◆ PROBLEM DESCRIPTION:
Count every line that holds the string "Collection", and report the number alone.
────────
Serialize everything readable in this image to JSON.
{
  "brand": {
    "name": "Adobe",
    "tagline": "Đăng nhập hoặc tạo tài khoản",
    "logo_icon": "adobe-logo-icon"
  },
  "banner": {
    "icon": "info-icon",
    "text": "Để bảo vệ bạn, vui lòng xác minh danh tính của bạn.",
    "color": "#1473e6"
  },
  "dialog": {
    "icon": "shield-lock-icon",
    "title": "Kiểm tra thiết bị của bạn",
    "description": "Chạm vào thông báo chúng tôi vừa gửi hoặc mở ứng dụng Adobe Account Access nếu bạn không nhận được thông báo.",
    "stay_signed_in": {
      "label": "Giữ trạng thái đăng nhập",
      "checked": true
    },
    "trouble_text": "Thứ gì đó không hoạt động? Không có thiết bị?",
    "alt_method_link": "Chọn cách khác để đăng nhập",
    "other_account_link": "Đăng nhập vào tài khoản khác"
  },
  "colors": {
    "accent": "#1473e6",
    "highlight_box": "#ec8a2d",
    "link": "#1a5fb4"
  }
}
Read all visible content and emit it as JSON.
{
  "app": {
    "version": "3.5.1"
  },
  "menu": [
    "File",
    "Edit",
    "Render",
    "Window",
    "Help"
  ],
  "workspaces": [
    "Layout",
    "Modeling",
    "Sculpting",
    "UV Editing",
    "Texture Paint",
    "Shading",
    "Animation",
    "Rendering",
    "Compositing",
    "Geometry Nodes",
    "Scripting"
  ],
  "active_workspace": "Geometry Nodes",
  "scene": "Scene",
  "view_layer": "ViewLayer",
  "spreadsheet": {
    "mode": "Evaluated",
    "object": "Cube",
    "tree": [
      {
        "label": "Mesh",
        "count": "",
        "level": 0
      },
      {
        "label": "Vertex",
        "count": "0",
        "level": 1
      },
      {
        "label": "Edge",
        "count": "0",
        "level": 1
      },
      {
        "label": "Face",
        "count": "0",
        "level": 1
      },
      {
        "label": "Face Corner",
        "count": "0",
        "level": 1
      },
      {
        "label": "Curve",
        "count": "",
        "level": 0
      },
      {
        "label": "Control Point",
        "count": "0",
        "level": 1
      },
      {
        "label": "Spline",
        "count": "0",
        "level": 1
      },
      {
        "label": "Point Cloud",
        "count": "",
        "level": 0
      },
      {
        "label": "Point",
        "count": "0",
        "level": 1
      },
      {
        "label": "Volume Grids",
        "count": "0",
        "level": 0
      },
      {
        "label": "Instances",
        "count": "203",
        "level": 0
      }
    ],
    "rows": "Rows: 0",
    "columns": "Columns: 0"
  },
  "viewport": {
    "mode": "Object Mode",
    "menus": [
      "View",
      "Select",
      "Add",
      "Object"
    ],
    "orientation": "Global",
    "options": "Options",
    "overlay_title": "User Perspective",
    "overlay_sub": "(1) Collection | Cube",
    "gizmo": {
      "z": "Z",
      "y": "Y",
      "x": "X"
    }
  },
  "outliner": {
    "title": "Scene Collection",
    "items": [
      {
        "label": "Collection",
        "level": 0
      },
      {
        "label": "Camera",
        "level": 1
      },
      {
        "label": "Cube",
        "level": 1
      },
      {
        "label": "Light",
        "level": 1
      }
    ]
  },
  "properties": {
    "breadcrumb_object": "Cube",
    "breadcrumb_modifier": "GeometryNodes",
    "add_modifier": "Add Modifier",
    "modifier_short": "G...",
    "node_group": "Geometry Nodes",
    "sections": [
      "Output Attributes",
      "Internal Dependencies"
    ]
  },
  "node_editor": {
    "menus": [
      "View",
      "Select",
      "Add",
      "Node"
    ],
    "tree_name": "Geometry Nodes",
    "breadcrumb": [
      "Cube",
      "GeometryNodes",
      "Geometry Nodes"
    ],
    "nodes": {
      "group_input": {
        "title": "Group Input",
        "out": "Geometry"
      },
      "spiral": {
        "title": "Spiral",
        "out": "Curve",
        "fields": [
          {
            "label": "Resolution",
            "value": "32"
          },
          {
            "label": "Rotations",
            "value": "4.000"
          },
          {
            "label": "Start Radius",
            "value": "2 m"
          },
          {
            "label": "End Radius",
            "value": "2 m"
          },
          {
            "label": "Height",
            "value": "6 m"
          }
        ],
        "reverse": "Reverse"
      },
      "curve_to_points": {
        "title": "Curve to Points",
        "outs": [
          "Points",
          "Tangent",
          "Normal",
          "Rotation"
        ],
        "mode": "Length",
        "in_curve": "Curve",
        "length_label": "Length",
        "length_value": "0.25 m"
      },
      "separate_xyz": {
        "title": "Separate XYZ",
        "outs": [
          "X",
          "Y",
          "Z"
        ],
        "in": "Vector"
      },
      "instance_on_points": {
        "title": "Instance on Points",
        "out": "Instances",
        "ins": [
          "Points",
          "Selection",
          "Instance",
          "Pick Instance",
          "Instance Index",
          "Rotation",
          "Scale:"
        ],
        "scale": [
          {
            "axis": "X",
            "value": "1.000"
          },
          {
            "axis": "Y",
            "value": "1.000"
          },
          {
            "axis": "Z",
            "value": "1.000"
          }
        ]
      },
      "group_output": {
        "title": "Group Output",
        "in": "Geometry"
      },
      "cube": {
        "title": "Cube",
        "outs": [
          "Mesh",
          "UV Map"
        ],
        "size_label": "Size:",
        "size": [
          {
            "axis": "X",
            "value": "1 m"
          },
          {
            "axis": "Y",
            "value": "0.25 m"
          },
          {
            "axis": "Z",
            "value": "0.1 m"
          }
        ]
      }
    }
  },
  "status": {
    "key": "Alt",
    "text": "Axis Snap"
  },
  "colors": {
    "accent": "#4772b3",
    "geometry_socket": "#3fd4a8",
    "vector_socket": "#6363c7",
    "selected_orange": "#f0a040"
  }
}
────────
◆ COMPLETE RESPONSE:
3